Scan the records and identify every line in which the string "type" occurs, then return those lines.

◆ ◆ ◆ ◆ ◆

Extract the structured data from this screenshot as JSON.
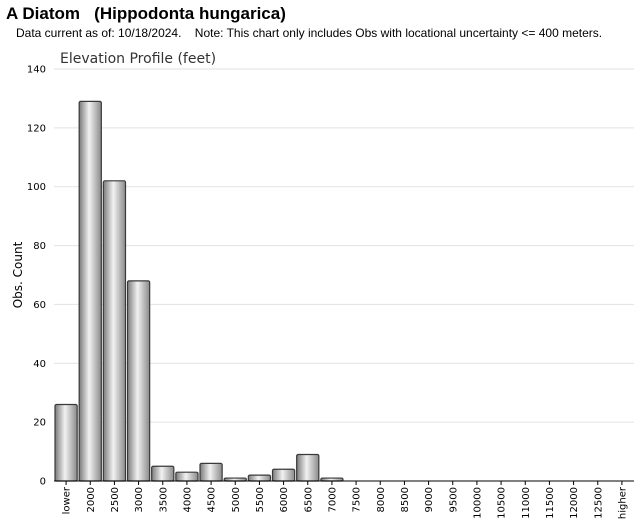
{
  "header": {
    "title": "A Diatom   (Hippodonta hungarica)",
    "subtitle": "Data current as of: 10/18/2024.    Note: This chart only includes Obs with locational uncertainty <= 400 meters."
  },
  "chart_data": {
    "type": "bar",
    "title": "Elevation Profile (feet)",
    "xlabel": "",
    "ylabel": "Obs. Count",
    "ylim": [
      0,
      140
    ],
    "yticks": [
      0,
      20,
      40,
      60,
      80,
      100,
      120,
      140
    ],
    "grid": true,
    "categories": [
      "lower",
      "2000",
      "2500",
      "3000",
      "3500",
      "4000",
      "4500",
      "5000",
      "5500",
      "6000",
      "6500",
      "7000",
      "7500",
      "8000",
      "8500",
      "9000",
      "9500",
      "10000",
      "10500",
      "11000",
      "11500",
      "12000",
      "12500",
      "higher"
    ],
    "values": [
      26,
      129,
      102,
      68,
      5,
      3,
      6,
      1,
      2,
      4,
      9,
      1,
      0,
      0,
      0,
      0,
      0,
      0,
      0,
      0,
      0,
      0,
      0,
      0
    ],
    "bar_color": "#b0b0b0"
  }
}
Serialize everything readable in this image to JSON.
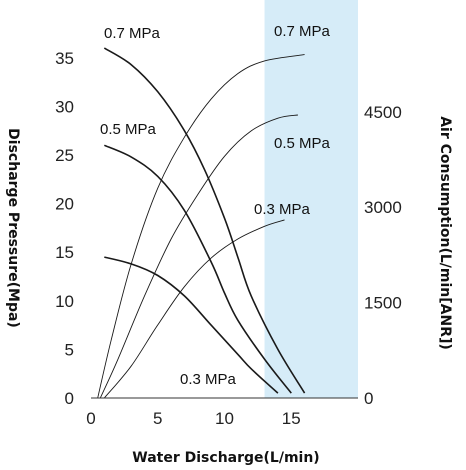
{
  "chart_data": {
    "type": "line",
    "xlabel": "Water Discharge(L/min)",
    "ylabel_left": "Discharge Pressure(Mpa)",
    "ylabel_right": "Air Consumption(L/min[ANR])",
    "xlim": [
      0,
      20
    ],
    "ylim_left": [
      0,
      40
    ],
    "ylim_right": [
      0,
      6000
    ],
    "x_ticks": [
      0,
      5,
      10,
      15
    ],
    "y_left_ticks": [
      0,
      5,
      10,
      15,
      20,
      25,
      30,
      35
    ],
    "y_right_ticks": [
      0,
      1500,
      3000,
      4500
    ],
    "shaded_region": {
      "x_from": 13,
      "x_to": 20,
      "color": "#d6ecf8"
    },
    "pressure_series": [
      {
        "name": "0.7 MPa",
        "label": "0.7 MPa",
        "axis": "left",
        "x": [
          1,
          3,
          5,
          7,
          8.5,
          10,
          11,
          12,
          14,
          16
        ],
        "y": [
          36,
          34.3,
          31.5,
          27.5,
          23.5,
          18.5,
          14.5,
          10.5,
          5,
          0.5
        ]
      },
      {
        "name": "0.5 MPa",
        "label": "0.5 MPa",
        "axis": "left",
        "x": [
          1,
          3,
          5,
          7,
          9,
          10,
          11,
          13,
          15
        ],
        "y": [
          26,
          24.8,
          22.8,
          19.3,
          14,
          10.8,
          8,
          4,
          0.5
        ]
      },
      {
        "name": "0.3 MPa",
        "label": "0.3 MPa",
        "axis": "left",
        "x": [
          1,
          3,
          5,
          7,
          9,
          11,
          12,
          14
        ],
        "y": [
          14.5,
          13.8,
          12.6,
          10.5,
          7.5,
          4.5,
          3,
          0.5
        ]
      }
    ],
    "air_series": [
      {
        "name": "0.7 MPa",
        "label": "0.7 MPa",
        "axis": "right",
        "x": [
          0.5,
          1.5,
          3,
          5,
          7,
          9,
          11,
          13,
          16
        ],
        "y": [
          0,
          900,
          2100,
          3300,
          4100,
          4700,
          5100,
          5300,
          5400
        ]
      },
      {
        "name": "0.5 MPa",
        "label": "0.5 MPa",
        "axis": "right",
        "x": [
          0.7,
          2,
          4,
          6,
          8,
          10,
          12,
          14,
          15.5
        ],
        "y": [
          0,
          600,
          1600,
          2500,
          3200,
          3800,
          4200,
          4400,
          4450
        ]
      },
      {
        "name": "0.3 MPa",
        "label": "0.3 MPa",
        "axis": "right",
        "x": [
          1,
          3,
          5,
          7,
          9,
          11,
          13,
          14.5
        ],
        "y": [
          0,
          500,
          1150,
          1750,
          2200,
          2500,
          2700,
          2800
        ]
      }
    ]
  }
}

◆ ◆ ◆ ◆ ◆

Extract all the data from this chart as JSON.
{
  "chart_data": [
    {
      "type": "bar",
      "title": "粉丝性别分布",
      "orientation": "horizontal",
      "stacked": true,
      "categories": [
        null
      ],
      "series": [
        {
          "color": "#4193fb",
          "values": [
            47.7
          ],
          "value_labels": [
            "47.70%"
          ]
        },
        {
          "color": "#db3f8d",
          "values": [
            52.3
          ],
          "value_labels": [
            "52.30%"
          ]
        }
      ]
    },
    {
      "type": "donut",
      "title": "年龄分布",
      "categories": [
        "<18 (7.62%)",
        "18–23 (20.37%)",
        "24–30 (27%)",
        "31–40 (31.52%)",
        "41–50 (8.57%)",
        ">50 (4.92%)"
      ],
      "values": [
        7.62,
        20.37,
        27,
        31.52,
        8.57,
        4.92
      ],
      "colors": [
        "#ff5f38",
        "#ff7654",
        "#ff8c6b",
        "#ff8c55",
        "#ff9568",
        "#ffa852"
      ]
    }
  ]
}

◆ ◆ ◆ ◆ ◆

* **SOLUTION**
    "type": "bar",
    "type": "line",
      "type": "bar",
      "type": "donut",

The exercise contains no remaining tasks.